◆ **WHAT TO DO**
Duplicate the listing lines below, starting at the line that contains "step-description: Apertar as" and ending after the line that contains "text-segment: e (619, 618, 638, 637)".

◆ **DATA SUPPLIED**
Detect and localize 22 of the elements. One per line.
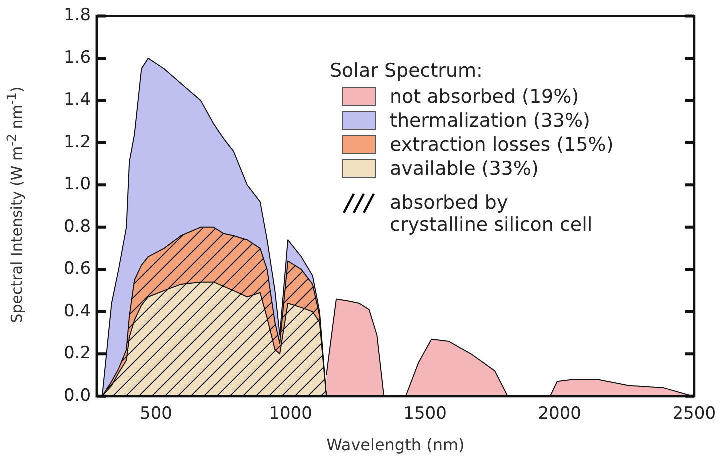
annotation: absorbed by crystalline silicon cell [390, 192, 594, 236]
x-tick-label: 1000 [269, 404, 312, 424]
y-tick-label: 1.2 [64, 132, 92, 152]
y-tick-label: 1.6 [64, 48, 92, 68]
legend-label: thermalization (33%) [390, 110, 590, 132]
x-tick-label: 1500 [404, 404, 447, 424]
x-tick-label: 2000 [538, 404, 582, 424]
legend-label: available (33%) [390, 158, 539, 180]
y-tick-label: 0.6 [64, 259, 92, 280]
x-axis-title: Wavelength (nm) [326, 436, 465, 455]
x-tick-label: 2500 [672, 404, 716, 424]
x-tick-label: 500 [140, 404, 172, 424]
y-tick-label: 1.0 [64, 174, 92, 195]
y-tick-label: 1.8 [64, 6, 92, 26]
y-tick-label: 0.2 [64, 344, 92, 364]
legend-label: extraction losses (15%) [390, 134, 614, 156]
legend-title: Solar Spectrum: [330, 60, 484, 82]
legend-label: not absorbed (19%) [390, 86, 580, 108]
y-tick-label: 1.4 [64, 90, 92, 110]
y-tick-label: 0.0 [64, 386, 92, 406]
y-tick-label: 0.4 [64, 301, 92, 322]
y-tick-label: 0.8 [64, 216, 92, 237]
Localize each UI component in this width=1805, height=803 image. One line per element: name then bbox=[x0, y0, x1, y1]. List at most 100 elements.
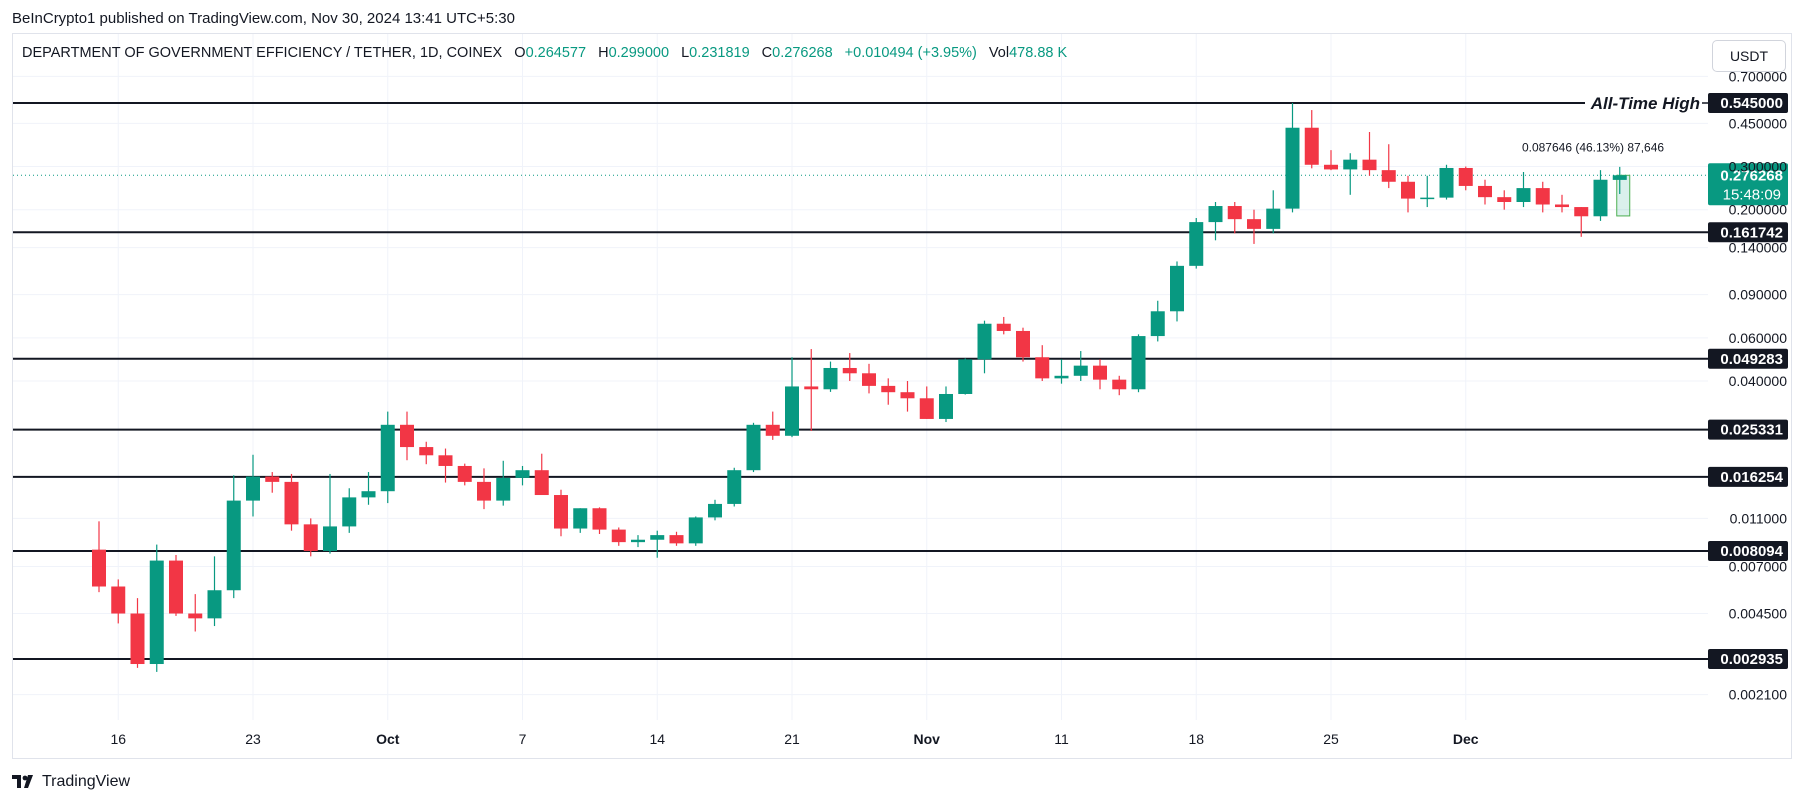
chart-frame bbox=[12, 33, 1792, 759]
candle-body-down bbox=[1247, 219, 1261, 229]
candle-body-up bbox=[380, 424, 395, 492]
candle-body-down bbox=[881, 385, 896, 393]
y-tick-label: 0.700000 bbox=[1729, 68, 1788, 84]
y-tick-label: 0.011000 bbox=[1730, 510, 1788, 526]
candle-body-down bbox=[1016, 330, 1030, 358]
high-label: H bbox=[598, 45, 609, 61]
candle-body-down bbox=[92, 549, 106, 587]
y-tick-label: 0.140000 bbox=[1729, 240, 1788, 256]
candle-body-down bbox=[765, 424, 780, 436]
volume-value: 478.88 K bbox=[1009, 45, 1068, 61]
open-label: O bbox=[514, 45, 526, 61]
x-tick-label: 21 bbox=[784, 731, 800, 747]
candle-body-up bbox=[496, 477, 511, 501]
candle-body-down bbox=[130, 613, 145, 665]
candle-body-up bbox=[1189, 222, 1204, 266]
candle-body-down bbox=[804, 386, 819, 390]
candle-body-down bbox=[169, 560, 183, 614]
candle-body-down bbox=[611, 529, 626, 543]
candle-body-up bbox=[939, 393, 953, 419]
candle-body-down bbox=[919, 398, 934, 419]
candle-body-up bbox=[785, 386, 799, 436]
level-tag bbox=[1708, 93, 1788, 113]
high-value: 0.299000 bbox=[608, 45, 670, 61]
grid-layer bbox=[13, 34, 1708, 720]
y-tick-label: 0.002100 bbox=[1729, 687, 1788, 703]
candle-body-down bbox=[592, 508, 607, 530]
candle-body-down bbox=[996, 323, 1011, 331]
candle-body-down bbox=[400, 424, 414, 448]
currency-button[interactable]: USDT bbox=[1712, 40, 1786, 72]
current-price-tag bbox=[1708, 163, 1788, 206]
candle-body-up bbox=[688, 517, 703, 544]
candle-body-up bbox=[361, 491, 376, 498]
y-tick-label: 0.040000 bbox=[1729, 373, 1788, 389]
volume-label: Vol bbox=[988, 45, 1010, 61]
candle-body-down bbox=[534, 470, 549, 496]
candle-body-down bbox=[842, 367, 857, 374]
x-tick-label: 16 bbox=[110, 731, 126, 747]
y-tick-label: 0.300000 bbox=[1729, 159, 1788, 175]
candle-body-down bbox=[669, 535, 684, 544]
candle-body-down bbox=[1304, 127, 1319, 165]
candle-body-up bbox=[1593, 179, 1608, 217]
candle-body-up bbox=[1131, 336, 1146, 390]
candle-body-up bbox=[207, 590, 222, 619]
close-label: C bbox=[761, 45, 773, 61]
candle-body-up bbox=[823, 367, 838, 390]
level-tag-label: 0.016254 bbox=[1720, 469, 1783, 486]
candle-body-down bbox=[1555, 204, 1569, 208]
low-label: L bbox=[681, 45, 690, 61]
candle-body-up bbox=[573, 508, 588, 529]
level-tag bbox=[1708, 466, 1788, 487]
level-tag bbox=[1708, 419, 1788, 440]
y-tick-label: 0.090000 bbox=[1729, 287, 1788, 303]
candle-body-up bbox=[1612, 175, 1627, 180]
candle-body-down bbox=[1381, 170, 1396, 182]
candle-body-up bbox=[746, 424, 761, 471]
candle-body-down bbox=[477, 481, 491, 501]
candle-body-down bbox=[1497, 197, 1512, 202]
level-tag-label: 0.002935 bbox=[1720, 651, 1783, 668]
candle-body-up bbox=[1170, 265, 1184, 312]
candle-body-down bbox=[862, 373, 876, 386]
candle-body-up bbox=[708, 503, 722, 518]
symbol-name: DEPARTMENT OF GOVERNMENT EFFICIENCY / TE… bbox=[22, 45, 503, 61]
candle-body-up bbox=[650, 535, 665, 540]
candle-body-down bbox=[1478, 185, 1492, 198]
y-tick-label: 0.060000 bbox=[1729, 330, 1788, 346]
y-tick-label: 0.007000 bbox=[1729, 558, 1788, 574]
level-tag-label: 0.161742 bbox=[1720, 224, 1783, 241]
level-lines-layer: 0.545000 0.161742 0.049283 0.025331 0.016254… bbox=[13, 93, 1788, 669]
candle-body-down bbox=[188, 613, 203, 619]
x-tick-label: 18 bbox=[1188, 731, 1204, 747]
x-tick-label: 7 bbox=[519, 731, 527, 747]
candle-body-up bbox=[1516, 188, 1531, 202]
candle-body-down bbox=[1535, 188, 1550, 205]
symbol-legend: DEPARTMENT OF GOVERNMENT EFFICIENCY / TE… bbox=[22, 45, 1075, 61]
candle-body-down bbox=[900, 392, 915, 399]
candle-body-up bbox=[515, 470, 530, 478]
candle-body-down bbox=[554, 495, 568, 529]
open-value: 0.264577 bbox=[525, 45, 587, 61]
candle-body-down bbox=[419, 447, 434, 456]
candle-body-down bbox=[1574, 207, 1589, 217]
candle-body-down bbox=[1458, 167, 1473, 186]
close-value: 0.276268 bbox=[772, 45, 833, 61]
x-tick-label: 23 bbox=[245, 731, 261, 747]
candle-body-up bbox=[226, 500, 241, 591]
measure-box bbox=[1616, 174, 1631, 217]
x-tick-label: Nov bbox=[914, 731, 941, 747]
candle-body-down bbox=[1112, 379, 1127, 390]
level-tag bbox=[1708, 649, 1788, 669]
x-tick-label: 14 bbox=[649, 731, 665, 747]
candle-body-up bbox=[631, 539, 645, 543]
level-tag-label: 0.545000 bbox=[1720, 95, 1783, 112]
current-price-label: 0.276268 bbox=[1720, 167, 1783, 184]
candle-body-down bbox=[1401, 181, 1415, 199]
tradingview-logo-icon bbox=[12, 775, 33, 788]
candle-body-up bbox=[1343, 159, 1358, 170]
tradingview-footer[interactable]: TradingView bbox=[12, 773, 130, 791]
candle-body-down bbox=[1227, 206, 1242, 220]
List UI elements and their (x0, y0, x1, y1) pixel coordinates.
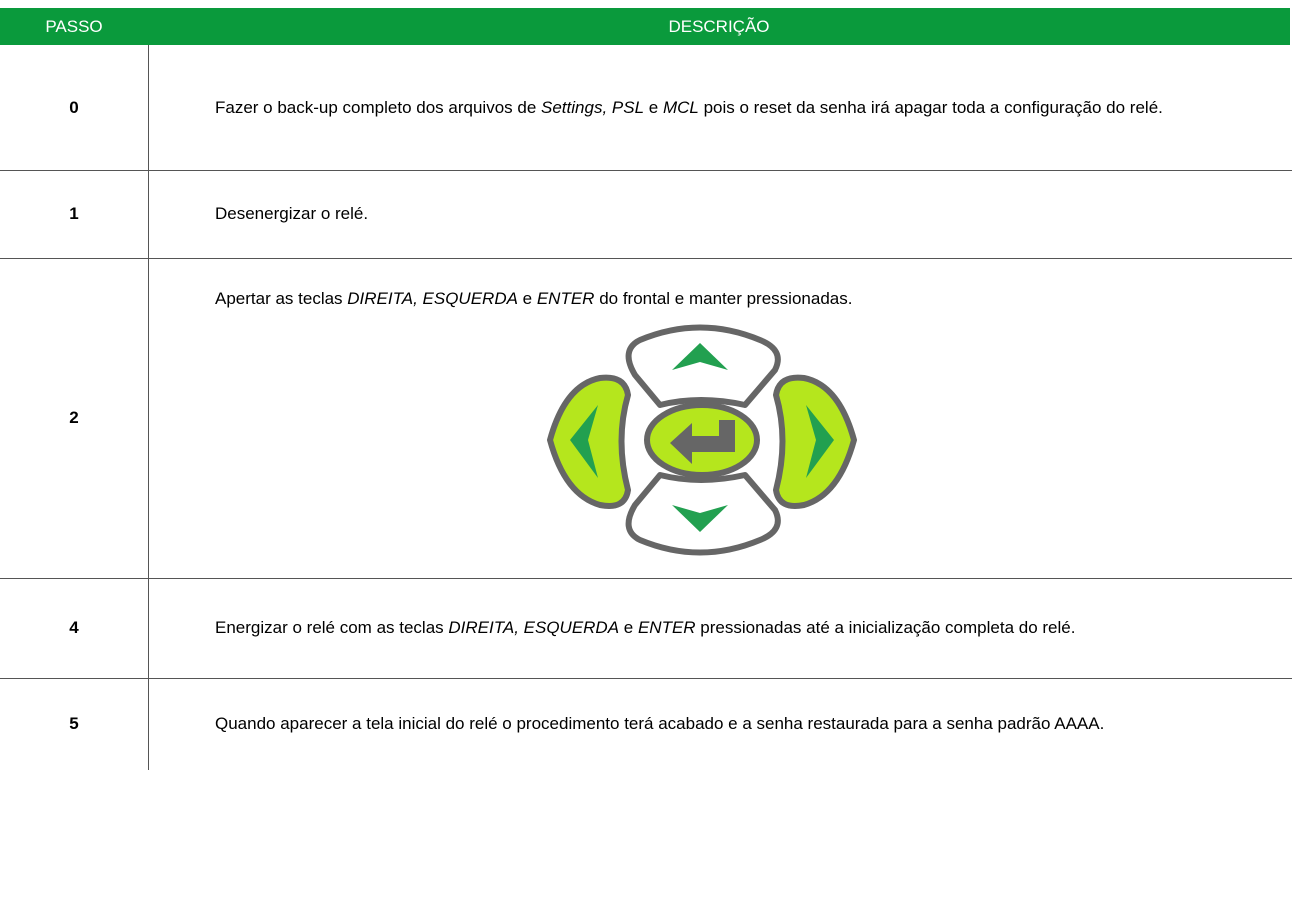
step-description: Apertar as teclas DIREITA, ESQUERDA e EN… (195, 285, 1272, 313)
header-step: PASSO (0, 8, 148, 45)
step-number: 2 (69, 408, 79, 427)
row-divider (0, 678, 1292, 679)
text-segment: DIREITA, ESQUERDA (448, 618, 620, 637)
step-description: Desenergizar o relé. (195, 200, 1272, 228)
text-segment: Quando aparecer a tela inicial do relé o… (215, 714, 1105, 733)
text-segment: e (644, 97, 663, 117)
header-description: DESCRIÇÃO (148, 8, 1290, 45)
text-segment: ENTER (536, 289, 595, 308)
text-segment: pressionadas até a inicialização complet… (695, 618, 1076, 637)
text-segment: Desenergizar o relé. (215, 204, 369, 223)
text-segment: pois o reset da senha irá apagar toda a … (698, 97, 1163, 117)
row-divider (0, 578, 1292, 579)
step-number: 0 (69, 97, 79, 117)
text-segment: e (517, 289, 537, 308)
step-description: Quando aparecer a tela inicial do relé o… (195, 710, 1272, 738)
row-divider (0, 258, 1292, 259)
step-number: 1 (69, 204, 79, 223)
text-segment: DIREITA, ESQUERDA (347, 289, 518, 308)
step-description: Energizar o relé com as teclas DIREITA, … (195, 614, 1272, 642)
step-description: Fazer o back-up completo dos arquivos de… (195, 94, 1272, 122)
text-segment: Energizar o relé com as teclas (215, 618, 449, 637)
step-number: 5 (69, 714, 79, 733)
text-segment: Fazer o back-up completo dos arquivos de (215, 97, 542, 117)
text-segment: Apertar as teclas (215, 289, 348, 308)
text-segment: do frontal e manter pressionadas. (594, 289, 853, 308)
row-divider (0, 170, 1292, 171)
column-divider (148, 45, 149, 770)
text-segment: e (619, 618, 638, 637)
step-number: 4 (69, 618, 79, 637)
text-segment: ENTER (637, 618, 696, 637)
text-segment: Settings, PSL (541, 97, 645, 117)
text-segment: MCL (662, 97, 699, 117)
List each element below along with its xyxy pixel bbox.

◆ **SOLUTION TO THIS PROBLEM**
step-description: Apertar as teclas DIREITA, ESQUERDA e EN… (195, 285, 1272, 313)
header-step: PASSO (0, 8, 148, 45)
step-number: 2 (69, 408, 79, 427)
row-divider (0, 678, 1292, 679)
text-segment: DIREITA, ESQUERDA (448, 618, 620, 637)
step-description: Desenergizar o relé. (195, 200, 1272, 228)
text-segment: Quando aparecer a tela inicial do relé o… (215, 714, 1105, 733)
text-segment: e (644, 97, 663, 117)
header-description: DESCRIÇÃO (148, 8, 1290, 45)
text-segment: ENTER (536, 289, 595, 308)
text-segment: pressionadas até a inicialização complet… (695, 618, 1076, 637)
text-segment: Desenergizar o relé. (215, 204, 369, 223)
text-segment: pois o reset da senha irá apagar toda a … (698, 97, 1163, 117)
row-divider (0, 578, 1292, 579)
step-number: 0 (69, 97, 79, 117)
text-segment: e (517, 289, 537, 308)
step-description: Quando aparecer a tela inicial do relé o… (195, 710, 1272, 738)
row-divider (0, 258, 1292, 259)
step-number: 1 (69, 204, 79, 223)
text-segment: DIREITA, ESQUERDA (347, 289, 518, 308)
step-description: Energizar o relé com as teclas DIREITA, … (195, 614, 1272, 642)
step-description: Fazer o back-up completo dos arquivos de… (195, 94, 1272, 122)
text-segment: Energizar o relé com as teclas (215, 618, 449, 637)
step-number: 5 (69, 714, 79, 733)
text-segment: Fazer o back-up completo dos arquivos de (215, 97, 542, 117)
text-segment: Apertar as teclas (215, 289, 348, 308)
text-segment: do frontal e manter pressionadas. (594, 289, 853, 308)
row-divider (0, 170, 1292, 171)
column-divider (148, 45, 149, 770)
text-segment: e (619, 618, 638, 637)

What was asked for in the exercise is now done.